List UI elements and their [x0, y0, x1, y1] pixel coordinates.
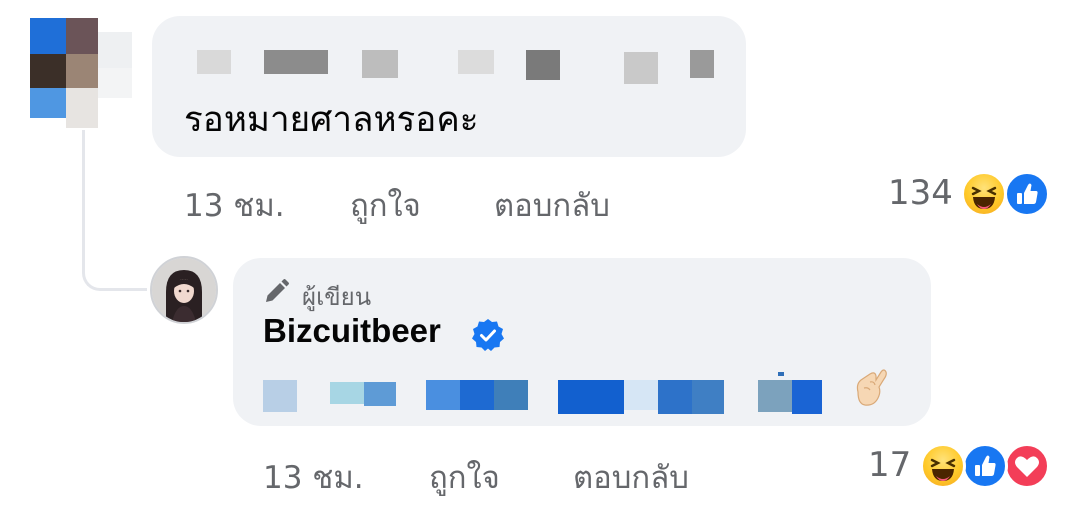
avatar-pixel	[30, 54, 66, 88]
avatar-pixel	[66, 54, 98, 88]
censored-name-block	[264, 50, 328, 74]
author-badge-label: ผู้เขียน	[302, 283, 372, 311]
censored-name-block	[362, 50, 398, 78]
like-reaction-icon	[1004, 171, 1050, 217]
avatar-pixel	[98, 68, 132, 98]
censored-text-block	[426, 380, 460, 410]
verified-badge-icon	[472, 319, 504, 351]
censored-text-block	[624, 380, 658, 410]
censored-text-block	[494, 380, 528, 410]
comment-timestamp[interactable]: 13 ชม.	[184, 180, 285, 230]
censored-text-block	[792, 380, 822, 414]
censored-text-block	[364, 382, 396, 406]
like-button[interactable]: ถูกใจ	[350, 180, 421, 230]
censored-text-block	[558, 380, 624, 414]
reply-author-name[interactable]: Bizcuitbeer	[263, 312, 441, 350]
finger-heart-emoji	[856, 369, 887, 406]
comment-author-avatar[interactable]	[30, 18, 132, 130]
avatar-pixel	[30, 18, 66, 54]
reply-author-avatar[interactable]	[150, 256, 218, 324]
censored-text-block	[658, 380, 692, 414]
reply-reply-button[interactable]: ตอบกลับ	[573, 452, 689, 502]
censored-name-block	[690, 50, 714, 78]
reaction-count[interactable]: 134	[888, 173, 953, 213]
reply-reaction-count[interactable]: 17	[868, 445, 911, 485]
avatar-pixel	[66, 88, 98, 128]
reply-button[interactable]: ตอบกลับ	[494, 180, 610, 230]
haha-reaction-icon	[920, 443, 966, 489]
love-reaction-icon	[1004, 443, 1050, 489]
reply-actions: 13 ชม. ถูกใจ ตอบกลับ	[263, 452, 763, 496]
comment-actions: 13 ชม. ถูกใจ ตอบกลับ	[184, 180, 684, 224]
pencil-icon	[266, 279, 289, 302]
censored-name-block	[624, 52, 658, 84]
censored-text-block	[460, 380, 494, 410]
censored-name-block	[458, 50, 494, 74]
censored-text-block	[758, 380, 792, 412]
avatar-pixel	[30, 88, 66, 118]
censored-text-block	[263, 380, 297, 412]
reply-like-button[interactable]: ถูกใจ	[429, 452, 500, 502]
avatar-pixel	[66, 18, 98, 54]
censored-text-block	[778, 372, 784, 376]
reply-thread-connector	[82, 130, 147, 291]
comment-text: รอหมายศาลหรอคะ	[184, 100, 479, 140]
censored-text-block	[692, 380, 724, 414]
like-reaction-icon	[962, 443, 1008, 489]
censored-name-block	[197, 50, 231, 74]
avatar-pixel	[98, 32, 132, 68]
reply-timestamp[interactable]: 13 ชม.	[263, 452, 364, 502]
censored-name-block	[526, 50, 560, 80]
censored-text-block	[330, 382, 364, 404]
haha-reaction-icon	[961, 171, 1007, 217]
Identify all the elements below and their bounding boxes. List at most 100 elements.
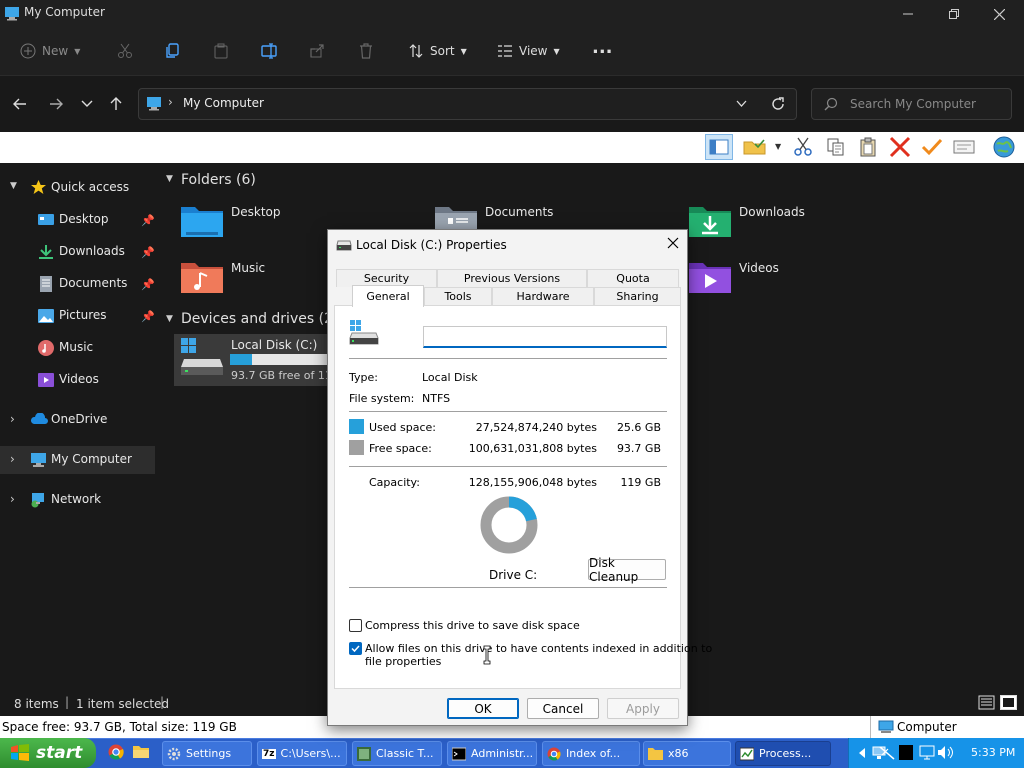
volume-icon[interactable]	[937, 745, 955, 760]
desktop-icon	[38, 212, 54, 228]
drives-group-header[interactable]: Devices and drives (2)	[181, 311, 338, 327]
forward-button[interactable]	[48, 96, 64, 112]
new-button[interactable]: New ▼	[20, 38, 80, 64]
search-box[interactable]: Search My Computer	[811, 88, 1012, 120]
copy-button[interactable]	[165, 38, 181, 64]
network-disconnected-icon[interactable]	[878, 745, 896, 761]
cut-button[interactable]	[117, 38, 133, 64]
nav-item-videos[interactable]: Videos	[0, 366, 155, 394]
disk-cleanup-button[interactable]: Disk Cleanup	[588, 556, 666, 584]
nav-item-onedrive[interactable]: › OneDrive	[0, 406, 155, 434]
dialog-close-button[interactable]	[667, 237, 679, 249]
drive-usage-bar	[230, 354, 330, 365]
nav-item-my-computer[interactable]: › My Computer	[0, 446, 155, 474]
index-label[interactable]: Allow files on this drive to have conten…	[365, 642, 712, 655]
nav-label: Desktop	[59, 212, 109, 226]
view-button[interactable]: View ▼	[497, 38, 560, 64]
refresh-button[interactable]	[770, 96, 786, 112]
index-checkbox[interactable]	[349, 642, 362, 655]
clock[interactable]: 5:33 PM	[971, 746, 1015, 759]
share-button[interactable]	[309, 38, 325, 64]
folder-downloads[interactable]: Downloads	[686, 200, 926, 244]
sort-button[interactable]: Sort ▼	[408, 38, 467, 64]
clipboard-icon	[858, 137, 878, 157]
pin-icon[interactable]: 📌	[141, 278, 155, 291]
chevron-down-icon[interactable]: ▼	[775, 142, 781, 151]
cut-button-classic[interactable]	[789, 134, 817, 160]
copy-button-classic[interactable]	[822, 134, 850, 160]
back-button[interactable]	[12, 96, 28, 112]
folder-icon	[648, 747, 663, 760]
index-label-continued[interactable]: file properties	[365, 655, 441, 668]
usage-donut-chart	[479, 495, 539, 555]
more-options-button[interactable]: ...	[592, 34, 613, 60]
tiles-view-button[interactable]	[1000, 695, 1017, 710]
preview-pane-button[interactable]	[705, 134, 733, 160]
nav-item-downloads[interactable]: Downloads 📌	[0, 238, 155, 266]
ok-button[interactable]: OK	[447, 698, 519, 719]
chevron-right-icon[interactable]: ›	[10, 452, 15, 466]
tab-tools[interactable]: Tools	[424, 287, 492, 305]
address-dropdown-button[interactable]	[736, 100, 747, 108]
folders-group-header[interactable]: Folders (6)	[181, 172, 256, 188]
apply-button[interactable]: Apply	[607, 698, 679, 719]
recent-locations-button[interactable]	[81, 99, 93, 109]
chrome-icon[interactable]	[108, 744, 124, 760]
close-button[interactable]	[976, 0, 1022, 28]
tray-expand-icon[interactable]	[857, 746, 867, 760]
minimize-button[interactable]	[885, 0, 931, 28]
delete-button-classic[interactable]	[886, 134, 914, 160]
address-bar[interactable]: › My Computer	[138, 88, 797, 120]
paste-button[interactable]	[213, 38, 229, 64]
task-x86-folder[interactable]: x86	[643, 741, 731, 766]
tab-hardware[interactable]: Hardware	[492, 287, 594, 305]
delete-button[interactable]	[358, 38, 374, 64]
paste-button-classic[interactable]	[854, 134, 882, 160]
task-7zip[interactable]: 7z C:\Users\...	[257, 741, 347, 766]
cancel-button[interactable]: Cancel	[527, 698, 599, 719]
compress-checkbox[interactable]	[349, 619, 362, 632]
nav-item-pictures[interactable]: Pictures 📌	[0, 302, 155, 330]
restore-button[interactable]	[931, 0, 977, 28]
sort-label: Sort	[430, 44, 455, 58]
pin-icon[interactable]: 📌	[141, 246, 155, 259]
tab-general[interactable]: General	[352, 285, 424, 307]
properties-button-classic[interactable]	[950, 134, 978, 160]
nav-item-documents[interactable]: Documents 📌	[0, 270, 155, 298]
folder-videos[interactable]: Videos	[686, 256, 926, 300]
drive-local-disk-c[interactable]: Local Disk (C:) 93.7 GB free of 119	[174, 334, 339, 386]
rename-button[interactable]	[261, 38, 279, 64]
breadcrumb[interactable]: My Computer	[183, 96, 264, 110]
details-view-button[interactable]	[978, 695, 995, 710]
tab-quota[interactable]: Quota	[587, 269, 679, 287]
globe-button[interactable]	[990, 134, 1018, 160]
chevron-down-icon[interactable]: ▼	[166, 174, 173, 184]
pin-icon[interactable]: 📌	[141, 310, 155, 323]
chevron-down-icon: ▼	[460, 46, 467, 56]
chevron-right-icon[interactable]: ›	[10, 492, 15, 506]
task-settings[interactable]: Settings	[162, 741, 252, 766]
task-admin-console[interactable]: Administr...	[447, 741, 537, 766]
chevron-down-icon[interactable]: ▼	[10, 181, 17, 191]
task-process-explorer[interactable]: Process...	[735, 741, 831, 766]
pin-icon[interactable]: 📌	[141, 214, 155, 227]
nav-item-network[interactable]: › Network	[0, 486, 155, 514]
chevron-down-icon[interactable]: ▼	[166, 314, 173, 324]
explorer-icon[interactable]	[133, 744, 149, 759]
tab-sharing[interactable]: Sharing	[594, 287, 681, 305]
nav-item-music[interactable]: Music	[0, 334, 155, 362]
chevron-right-icon[interactable]: ›	[10, 412, 15, 426]
up-button[interactable]	[108, 96, 124, 112]
task-chrome-index[interactable]: Index of...	[542, 741, 640, 766]
display-icon[interactable]	[919, 745, 935, 760]
confirm-button-classic[interactable]	[918, 134, 946, 160]
start-button[interactable]: start	[0, 738, 96, 768]
task-classic-theme[interactable]: Classic T...	[352, 741, 442, 766]
nav-item-desktop[interactable]: Desktop 📌	[0, 206, 155, 234]
volume-label-input[interactable]	[423, 326, 667, 348]
app-tray-icon[interactable]	[899, 745, 913, 760]
folder-options-button[interactable]	[741, 134, 769, 160]
tab-previous-versions[interactable]: Previous Versions	[437, 269, 587, 287]
compress-label[interactable]: Compress this drive to save disk space	[365, 619, 580, 632]
nav-item-quick-access[interactable]: ▼ Quick access	[0, 174, 155, 202]
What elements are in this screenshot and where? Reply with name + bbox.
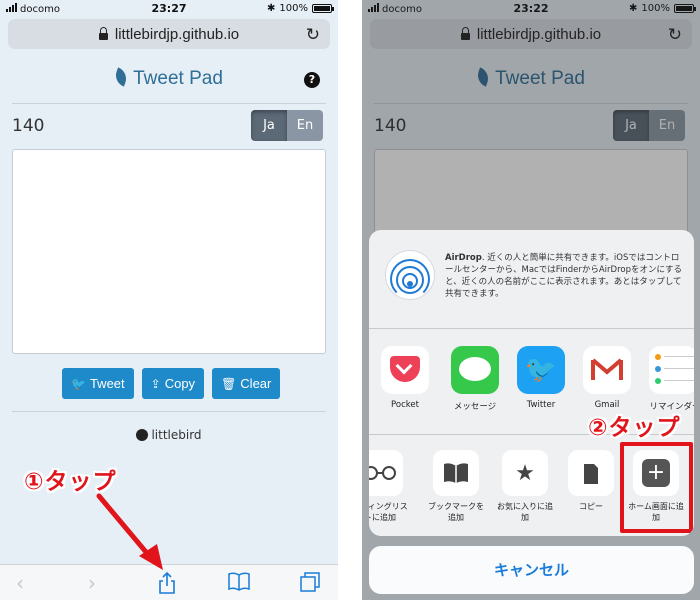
action-reading-list[interactable]: ーディングリストに追加 [369, 450, 411, 523]
status-right: ✱ 100% [267, 3, 334, 14]
share-icon[interactable] [157, 571, 177, 600]
url-text: littlebirdjp.github.io [114, 25, 240, 43]
star-icon: ★ [502, 450, 548, 496]
reminders-icon [649, 346, 694, 394]
step2-callout: ②タップ [588, 415, 681, 441]
clear-button[interactable]: 🗑 Clear [212, 368, 281, 399]
share-sheet: AirDrop. 近くの人と簡単に共有できます。iOSではコントロールセンターか… [369, 230, 694, 536]
divider [12, 411, 326, 412]
tabs-icon[interactable] [299, 571, 321, 598]
divider [12, 103, 326, 104]
phone-screen-right: docomo 23:22 ✱ 100% littlebirdjp.github.… [362, 0, 700, 600]
action-add-bookmark[interactable]: ブックマークを追加 [425, 450, 487, 523]
phone-screen-left: docomo 23:27 ✱ 100% littlebirdjp.github.… [0, 0, 338, 600]
github-link[interactable]: littlebird [0, 428, 338, 442]
bluetooth-icon: ✱ [267, 3, 276, 14]
app-title: Tweet Pad [0, 67, 338, 90]
action-add-favorite[interactable]: ★ お気に入りに追加 [494, 450, 556, 523]
airdrop-icon [385, 250, 435, 300]
address-bar[interactable]: littlebirdjp.github.io ↻ [8, 19, 330, 49]
app-pocket[interactable]: Pocket [379, 346, 431, 410]
app-messages[interactable]: メッセージ [449, 346, 501, 412]
twitter-bird-icon: 🐦 [71, 376, 86, 391]
action-buttons: 🐦 Tweet ⇪ Copy 🗑 Clear [62, 368, 281, 399]
gmail-icon [583, 346, 631, 394]
lang-en-button[interactable]: En [287, 110, 323, 141]
twitter-icon: 🐦 [517, 346, 565, 394]
app-reminders[interactable]: リマインダー [645, 346, 694, 412]
back-icon[interactable]: ‹ [16, 571, 24, 595]
glasses-icon [369, 450, 403, 496]
battery-icon [312, 4, 334, 13]
trash-icon: 🗑 [221, 376, 237, 391]
action-copy[interactable]: コピー [560, 450, 622, 512]
lock-icon [98, 26, 108, 40]
github-icon [136, 429, 149, 441]
lang-ja-button[interactable]: Ja [251, 110, 287, 141]
status-bar: docomo 23:27 ✱ 100% [0, 0, 338, 18]
share-icon: ⇪ [150, 376, 161, 391]
airdrop-description: AirDrop. 近くの人と簡単に共有できます。iOSではコントロールセンターか… [445, 253, 683, 299]
cancel-button[interactable]: キャンセル [369, 546, 694, 594]
arrow-icon [96, 493, 163, 570]
tweet-textarea[interactable] [12, 149, 326, 354]
copy-icon [568, 450, 614, 496]
book-icon [433, 450, 479, 496]
pocket-icon [381, 346, 429, 394]
tweet-button[interactable]: 🐦 Tweet [62, 368, 134, 399]
highlight-box [620, 442, 693, 533]
battery-percent: 100% [279, 3, 308, 14]
messages-icon [451, 346, 499, 394]
help-button[interactable]: ? [304, 72, 320, 88]
character-counter: 140 [12, 116, 45, 136]
leaf-logo-icon [112, 67, 130, 87]
app-twitter[interactable]: 🐦 Twitter [515, 346, 567, 410]
app-gmail[interactable]: Gmail [581, 346, 633, 410]
reload-icon[interactable]: ↻ [306, 25, 320, 45]
language-toggle: Ja En [251, 110, 323, 141]
airdrop-section: AirDrop. 近くの人と簡単に共有できます。iOSではコントロールセンターか… [369, 230, 694, 329]
bookmarks-icon[interactable] [227, 571, 251, 596]
screenshot-root: docomo 23:27 ✱ 100% littlebirdjp.github.… [0, 0, 700, 600]
copy-button[interactable]: ⇪ Copy [141, 368, 205, 399]
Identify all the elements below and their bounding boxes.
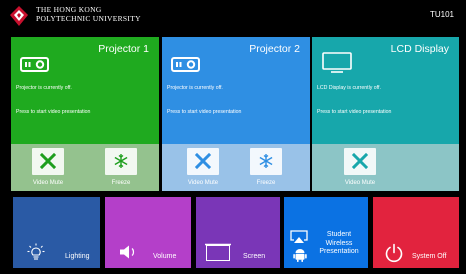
system-off-label: System Off bbox=[412, 253, 447, 260]
snowflake-icon bbox=[114, 154, 128, 168]
lcd-display-panel: LCD Display LCD Display is currently off… bbox=[312, 37, 459, 191]
airplay-icon bbox=[290, 230, 308, 243]
volume-button[interactable]: Volume bbox=[105, 197, 191, 268]
university-name: THE HONG KONG POLYTECHNIC UNIVERSITY bbox=[36, 5, 141, 23]
freeze-box bbox=[105, 148, 137, 175]
android-icon bbox=[293, 249, 307, 262]
lcd-display-start-area[interactable]: LCD Display LCD Display is currently off… bbox=[312, 37, 459, 144]
projector-1-panel: Projector 1 Projector is currently off. … bbox=[11, 37, 159, 191]
lightbulb-icon bbox=[27, 243, 45, 260]
student-wireless-presentation-label: Student Wireless Presentation bbox=[314, 231, 364, 257]
projector-2-panel: Projector 2 Projector is currently off. … bbox=[162, 37, 310, 191]
projector-1-status: Projector is currently off. bbox=[16, 85, 72, 91]
speaker-icon bbox=[120, 245, 135, 259]
video-mute-x-icon bbox=[40, 153, 56, 169]
student-wireless-presentation-button[interactable]: Student Wireless Presentation bbox=[284, 197, 368, 268]
video-mute-label: Video Mute bbox=[32, 180, 64, 186]
student-label-line2: Wireless bbox=[325, 239, 353, 247]
screen-label: Screen bbox=[243, 253, 266, 260]
video-mute-box bbox=[344, 148, 376, 175]
lighting-button[interactable]: Lighting bbox=[13, 197, 100, 268]
lcd-display-prompt: Press to start video presentation bbox=[317, 109, 392, 115]
lcd-display-controls: Video Mute bbox=[312, 144, 459, 191]
projector-icon bbox=[20, 57, 49, 72]
monitor-icon bbox=[322, 52, 352, 73]
freeze-label: Freeze bbox=[256, 180, 276, 186]
projector-2-controls: Video Mute Freeze bbox=[162, 144, 310, 191]
projector-1-title: Projector 1 bbox=[98, 43, 149, 55]
video-mute-x-icon bbox=[195, 153, 211, 169]
header-bar: THE HONG KONG POLYTECHNIC UNIVERSITY TU1… bbox=[0, 0, 466, 30]
projector-icon bbox=[171, 57, 200, 72]
video-mute-label: Video Mute bbox=[344, 180, 376, 186]
video-mute-label: Video Mute bbox=[187, 180, 219, 186]
projector-1-freeze-button[interactable]: Freeze bbox=[99, 146, 143, 190]
university-name-line2: POLYTECHNIC UNIVERSITY bbox=[36, 13, 141, 23]
screen-button[interactable]: Screen bbox=[196, 197, 280, 268]
projector-1-prompt: Press to start video presentation bbox=[16, 109, 91, 115]
video-mute-x-icon bbox=[352, 153, 368, 169]
projector-2-status: Projector is currently off. bbox=[167, 85, 223, 91]
university-logo bbox=[10, 6, 28, 26]
projector-2-start-area[interactable]: Projector 2 Projector is currently off. … bbox=[162, 37, 310, 144]
snowflake-icon bbox=[259, 154, 273, 168]
student-label-line3: Presentation bbox=[319, 248, 359, 255]
freeze-label: Freeze bbox=[111, 180, 131, 186]
student-label-line1: Student bbox=[326, 231, 352, 238]
projector-2-freeze-button[interactable]: Freeze bbox=[244, 146, 288, 190]
projection-screen-icon bbox=[205, 243, 231, 261]
lcd-display-status: LCD Display is currently off. bbox=[317, 85, 381, 91]
projector-1-controls: Video Mute Freeze bbox=[11, 144, 159, 191]
projector-2-title: Projector 2 bbox=[249, 43, 300, 55]
freeze-box bbox=[250, 148, 282, 175]
lighting-label: Lighting bbox=[65, 253, 90, 260]
projector-1-video-mute-button[interactable]: Video Mute bbox=[26, 146, 70, 190]
video-mute-box bbox=[187, 148, 219, 175]
room-code: TU101 bbox=[429, 10, 454, 19]
projector-1-start-area[interactable]: Projector 1 Projector is currently off. … bbox=[11, 37, 159, 144]
power-icon bbox=[385, 243, 403, 263]
lcd-display-video-mute-button[interactable]: Video Mute bbox=[338, 146, 382, 190]
system-off-button[interactable]: System Off bbox=[373, 197, 459, 268]
projector-2-video-mute-button[interactable]: Video Mute bbox=[181, 146, 225, 190]
volume-label: Volume bbox=[153, 253, 177, 260]
projector-2-prompt: Press to start video presentation bbox=[167, 109, 242, 115]
lcd-display-title: LCD Display bbox=[390, 43, 449, 55]
video-mute-box bbox=[32, 148, 64, 175]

▶ **What you are asked to do**
Rewrite as a numbered list the rows from the line with "745, 955, 760]" up to and including the line with "238, 155, 266]", leaving out any blank lines.

▶ **Full output**
1. volume-icon[interactable]	[937, 745, 955, 760]
2. desktop-icon	[38, 212, 54, 228]
3. drives-group-header[interactable]: Devices and drives (2)	[181, 311, 338, 327]
4. forward-button[interactable]	[48, 96, 64, 112]
5. new-button[interactable]: New ▼	[20, 38, 80, 64]
6. search-box[interactable]: Search My Computer	[811, 88, 1012, 120]
7. copy-button[interactable]	[165, 38, 181, 64]
8. network-disconnected-icon[interactable]	[878, 745, 896, 761]
9. cut-button[interactable]	[117, 38, 133, 64]
10. nav-item-videos[interactable]: Videos	[0, 366, 155, 394]
11. disk-cleanup-button[interactable]: Disk Cleanup	[588, 556, 666, 584]
12. nav-item-onedrive[interactable]: › OneDrive	[0, 406, 155, 434]
13. dialog-close-button[interactable]	[667, 237, 679, 249]
14. drive-usage-bar	[230, 354, 330, 365]
15. nav-item-my-computer[interactable]: › My Computer	[0, 446, 155, 474]
16. index-label[interactable]: Allow files on this drive to have conten…	[365, 642, 712, 655]
17. nav-label: Desktop	[59, 212, 109, 226]
18. view-button[interactable]: View ▼	[497, 38, 560, 64]
19. refresh-button[interactable]	[770, 96, 786, 112]
20. index-checkbox[interactable]	[349, 642, 362, 655]
21. clock[interactable]: 5:33 PM	[971, 746, 1015, 759]
22. share-button[interactable]	[309, 38, 325, 64]
23. folder-downloads[interactable]: Downloads	[686, 200, 926, 244]
24. sort-button[interactable]: Sort ▼	[408, 38, 467, 64]
25. clipboard-icon	[858, 137, 878, 157]
26. pin-icon[interactable]: 📌	[141, 278, 155, 291]
27. chevron-down-icon[interactable]: ▼	[775, 142, 781, 151]
28. cut-button-classic[interactable]	[789, 134, 817, 160]
29. copy-button-classic[interactable]	[822, 134, 850, 160]
30. back-button[interactable]	[12, 96, 28, 112]
31. folder-icon	[648, 747, 663, 760]
32. index-label-continued[interactable]: file properties	[365, 655, 441, 668]
33. usage-donut-chart	[479, 495, 539, 555]
34. more-options-button[interactable]: ...	[592, 34, 613, 60]
35. tiles-view-button[interactable]	[1000, 695, 1017, 710]
36. preview-pane-button[interactable]	[705, 134, 733, 160]
37. nav-item-downloads[interactable]: Downloads 📌	[0, 238, 155, 266]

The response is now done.